Records supplied:
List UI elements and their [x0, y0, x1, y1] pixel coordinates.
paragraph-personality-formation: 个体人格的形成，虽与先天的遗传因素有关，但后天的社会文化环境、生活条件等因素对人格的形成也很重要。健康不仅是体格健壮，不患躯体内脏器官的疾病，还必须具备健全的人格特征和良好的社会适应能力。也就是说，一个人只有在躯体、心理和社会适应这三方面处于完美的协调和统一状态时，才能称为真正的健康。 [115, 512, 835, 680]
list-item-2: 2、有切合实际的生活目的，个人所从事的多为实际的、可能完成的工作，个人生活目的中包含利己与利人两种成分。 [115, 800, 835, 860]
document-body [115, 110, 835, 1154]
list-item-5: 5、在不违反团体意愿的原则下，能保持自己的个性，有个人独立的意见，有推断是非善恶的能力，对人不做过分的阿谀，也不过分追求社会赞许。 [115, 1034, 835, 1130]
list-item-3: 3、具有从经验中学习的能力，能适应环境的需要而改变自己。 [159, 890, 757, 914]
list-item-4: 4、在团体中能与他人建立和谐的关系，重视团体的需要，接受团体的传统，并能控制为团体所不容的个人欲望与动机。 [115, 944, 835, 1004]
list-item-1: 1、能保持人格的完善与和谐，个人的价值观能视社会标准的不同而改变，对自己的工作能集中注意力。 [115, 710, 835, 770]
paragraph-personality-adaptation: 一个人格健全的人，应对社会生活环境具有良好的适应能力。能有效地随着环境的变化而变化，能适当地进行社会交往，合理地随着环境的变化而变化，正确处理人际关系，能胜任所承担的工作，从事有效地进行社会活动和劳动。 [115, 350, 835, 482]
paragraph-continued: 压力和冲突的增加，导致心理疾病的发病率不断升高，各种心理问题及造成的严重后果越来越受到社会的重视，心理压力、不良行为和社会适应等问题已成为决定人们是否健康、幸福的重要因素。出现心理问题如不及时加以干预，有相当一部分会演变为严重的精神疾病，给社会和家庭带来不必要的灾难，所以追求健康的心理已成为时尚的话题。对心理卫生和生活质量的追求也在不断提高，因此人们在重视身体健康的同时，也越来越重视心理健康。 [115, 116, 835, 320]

Exercise task:
Copy every line of the records above word for word, keeping each line's text and numbers unchanged.

Solution to the exercise:
List UI elements and their [x0, y0, x1, y1] pixel coordinates.
paragraph-personality-formation: 个体人格的形成，虽与先天的遗传因素有关，但后天的社会文化环境、生活条件等因素对人格的形成也很重要。健康不仅是体格健壮，不患躯体内脏器官的疾病，还必须具备健全的人格特征和良好的社会适应能力。也就是说，一个人只有在躯体、心理和社会适应这三方面处于完美的协调和统一状态时，才能称为真正的健康。 [115, 512, 835, 680]
list-item-2: 2、有切合实际的生活目的，个人所从事的多为实际的、可能完成的工作，个人生活目的中包含利己与利人两种成分。 [115, 800, 835, 860]
document-body [115, 110, 835, 1154]
list-item-5: 5、在不违反团体意愿的原则下，能保持自己的个性，有个人独立的意见，有推断是非善恶的能力，对人不做过分的阿谀，也不过分追求社会赞许。 [115, 1034, 835, 1130]
list-item-3: 3、具有从经验中学习的能力，能适应环境的需要而改变自己。 [159, 890, 757, 914]
list-item-4: 4、在团体中能与他人建立和谐的关系，重视团体的需要，接受团体的传统，并能控制为团体所不容的个人欲望与动机。 [115, 944, 835, 1004]
list-item-1: 1、能保持人格的完善与和谐，个人的价值观能视社会标准的不同而改变，对自己的工作能集中注意力。 [115, 710, 835, 770]
paragraph-personality-adaptation: 一个人格健全的人，应对社会生活环境具有良好的适应能力。能有效地随着环境的变化而变化，能适当地进行社会交往，合理地随着环境的变化而变化，正确处理人际关系，能胜任所承担的工作，从事有效地进行社会活动和劳动。 [115, 350, 835, 482]
paragraph-continued: 压力和冲突的增加，导致心理疾病的发病率不断升高，各种心理问题及造成的严重后果越来越受到社会的重视，心理压力、不良行为和社会适应等问题已成为决定人们是否健康、幸福的重要因素。出现心理问题如不及时加以干预，有相当一部分会演变为严重的精神疾病，给社会和家庭带来不必要的灾难，所以追求健康的心理已成为时尚的话题。对心理卫生和生活质量的追求也在不断提高，因此人们在重视身体健康的同时，也越来越重视心理健康。 [115, 116, 835, 320]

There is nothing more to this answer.